## Given request
Go through the material below and copy each line where the word "color" appears.

(Records from a collection of figures)
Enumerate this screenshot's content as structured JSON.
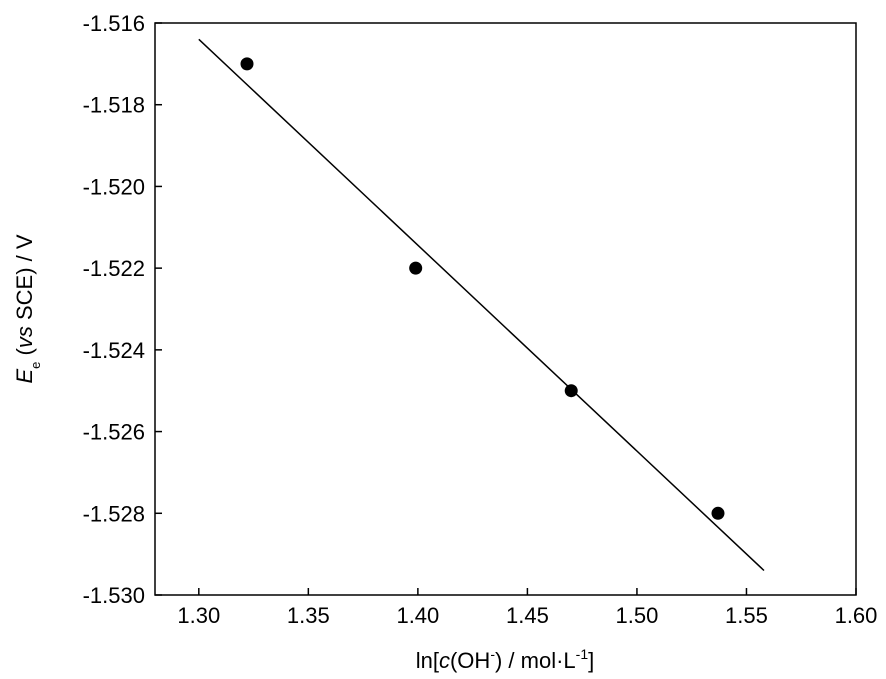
{
  "chart_data": {
    "type": "scatter",
    "x_label": [
      "ln[",
      "c",
      "(OH",
      "-",
      ") / mol·L",
      "-1",
      "]"
    ],
    "y_label": [
      "E",
      "e",
      " (",
      "vs",
      " SCE) / V"
    ],
    "x": [
      1.322,
      1.399,
      1.47,
      1.537
    ],
    "values": [
      -1.517,
      -1.522,
      -1.525,
      -1.528
    ],
    "color": "#000000",
    "fit": {
      "x": [
        1.3,
        1.558
      ],
      "y": [
        -1.5164,
        -1.5294
      ]
    },
    "xlim": [
      1.28,
      1.6
    ],
    "xticks": [
      {
        "value": 1.3,
        "label": "1.30"
      },
      1.35,
      {
        "value": 1.4,
        "label": "1.40"
      },
      1.45,
      {
        "value": 1.5,
        "label": "1.50"
      },
      1.55,
      {
        "value": 1.6,
        "label": "1.60"
      }
    ],
    "ylim": [
      -1.53,
      -1.516
    ],
    "yticks": [
      {
        "value": -1.53,
        "label": "-1.530"
      },
      -1.528,
      -1.526,
      -1.524,
      -1.522,
      {
        "value": -1.52,
        "label": "-1.520"
      },
      -1.518,
      -1.516
    ]
  }
}
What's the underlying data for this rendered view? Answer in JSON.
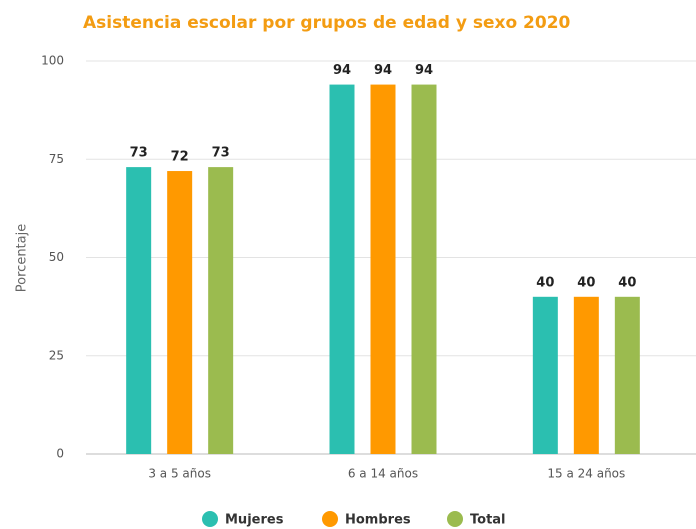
{
  "chart_data": {
    "type": "bar",
    "title": "Asistencia escolar por grupos de edad y sexo 2020",
    "y_label": "Porcentaje",
    "categories": [
      "3 a 5 años",
      "6 a 14 años",
      "15 a 24 años"
    ],
    "series": [
      {
        "name": "Mujeres",
        "color": "#2bbfb0",
        "values": [
          73,
          94,
          40
        ]
      },
      {
        "name": "Hombres",
        "color": "#ff9900",
        "values": [
          72,
          94,
          40
        ]
      },
      {
        "name": "Total",
        "color": "#9bbb4f",
        "values": [
          73,
          94,
          40
        ]
      }
    ],
    "ylim": [
      0,
      100
    ],
    "yticks": [
      0,
      25,
      50,
      75,
      100
    ],
    "grid": true,
    "legend": "bottom"
  }
}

## Written response
    "color": "#000000",
        "color": "#2bbfb0",
        "color": "#ff9900",
        "color": "#9bbb4f",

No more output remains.